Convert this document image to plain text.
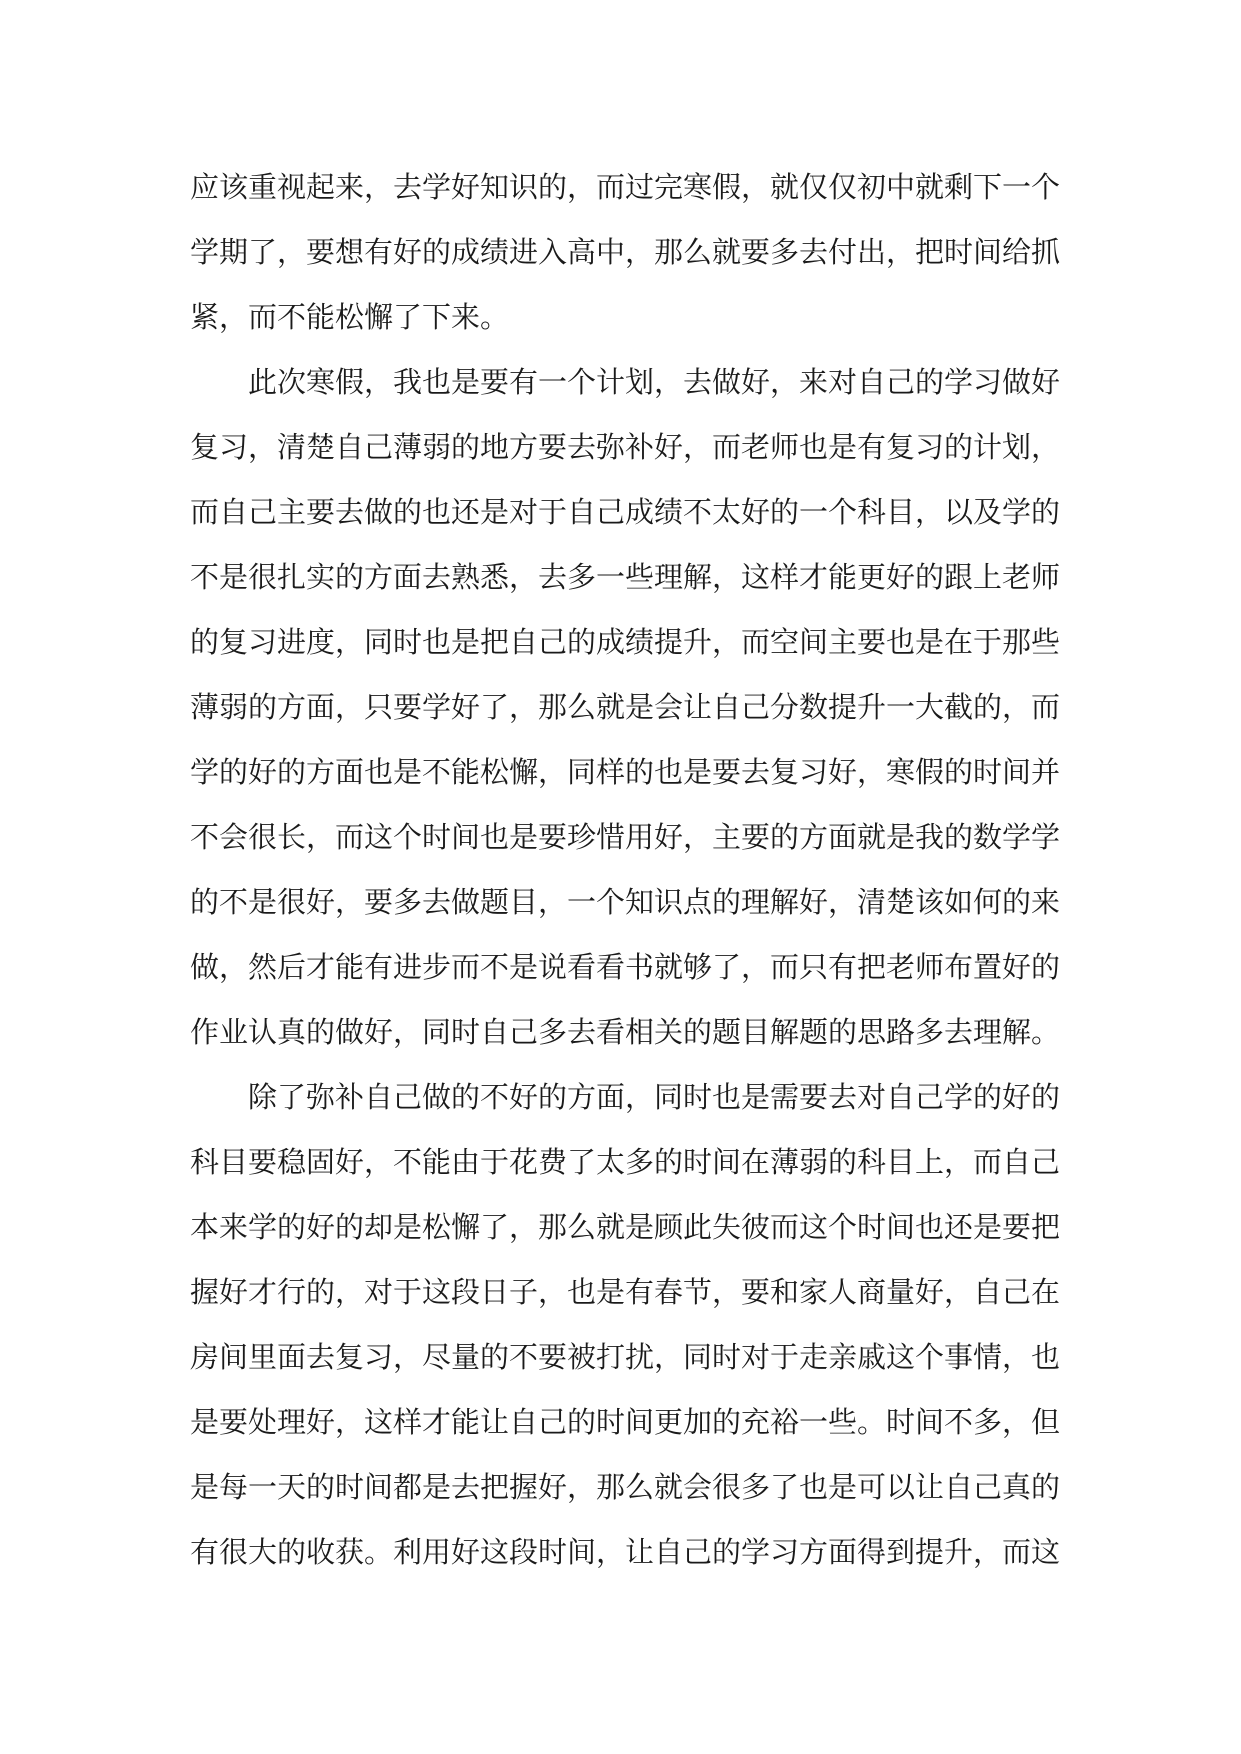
应该重视起来，去学好知识的，而过完寒假，就仅仅初中就剩下一个
学期了，要想有好的成绩进入高中，那么就要多去付出，把时间给抓
紧，而不能松懈了下来。
此次寒假，我也是要有一个计划，去做好，来对自己的学习做好
复习，清楚自己薄弱的地方要去弥补好，而老师也是有复习的计划，
而自己主要去做的也还是对于自己成绩不太好的一个科目，以及学的
不是很扎实的方面去熟悉，去多一些理解，这样才能更好的跟上老师
的复习进度，同时也是把自己的成绩提升，而空间主要也是在于那些
薄弱的方面，只要学好了，那么就是会让自己分数提升一大截的，而
学的好的方面也是不能松懈，同样的也是要去复习好，寒假的时间并
不会很长，而这个时间也是要珍惜用好，主要的方面就是我的数学学
的不是很好，要多去做题目，一个知识点的理解好，清楚该如何的来
做，然后才能有进步而不是说看看书就够了，而只有把老师布置好的
作业认真的做好，同时自己多去看相关的题目解题的思路多去理解。
除了弥补自己做的不好的方面，同时也是需要去对自己学的好的
科目要稳固好，不能由于花费了太多的时间在薄弱的科目上，而自己
本来学的好的却是松懈了，那么就是顾此失彼而这个时间也还是要把
握好才行的，对于这段日子，也是有春节，要和家人商量好，自己在
房间里面去复习，尽量的不要被打扰，同时对于走亲戚这个事情，也
是要处理好，这样才能让自己的时间更加的充裕一些。时间不多，但
是每一天的时间都是去把握好，那么就会很多了也是可以让自己真的
有很大的收获。利用好这段时间，让自己的学习方面得到提升，而这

- [WHAT YOU ARE ASKED TO DO]:
Restate each entry word for word, please, but drop any images it holds.

- [WORKED SOLUTION]:
Convert this document image to plain text.
应该重视起来，去学好知识的，而过完寒假，就仅仅初中就剩下一个
学期了，要想有好的成绩进入高中，那么就要多去付出，把时间给抓
紧，而不能松懈了下来。
此次寒假，我也是要有一个计划，去做好，来对自己的学习做好
复习，清楚自己薄弱的地方要去弥补好，而老师也是有复习的计划，
而自己主要去做的也还是对于自己成绩不太好的一个科目，以及学的
不是很扎实的方面去熟悉，去多一些理解，这样才能更好的跟上老师
的复习进度，同时也是把自己的成绩提升，而空间主要也是在于那些
薄弱的方面，只要学好了，那么就是会让自己分数提升一大截的，而
学的好的方面也是不能松懈，同样的也是要去复习好，寒假的时间并
不会很长，而这个时间也是要珍惜用好，主要的方面就是我的数学学
的不是很好，要多去做题目，一个知识点的理解好，清楚该如何的来
做，然后才能有进步而不是说看看书就够了，而只有把老师布置好的
作业认真的做好，同时自己多去看相关的题目解题的思路多去理解。
除了弥补自己做的不好的方面，同时也是需要去对自己学的好的
科目要稳固好，不能由于花费了太多的时间在薄弱的科目上，而自己
本来学的好的却是松懈了，那么就是顾此失彼而这个时间也还是要把
握好才行的，对于这段日子，也是有春节，要和家人商量好，自己在
房间里面去复习，尽量的不要被打扰，同时对于走亲戚这个事情，也
是要处理好，这样才能让自己的时间更加的充裕一些。时间不多，但
是每一天的时间都是去把握好，那么就会很多了也是可以让自己真的
有很大的收获。利用好这段时间，让自己的学习方面得到提升，而这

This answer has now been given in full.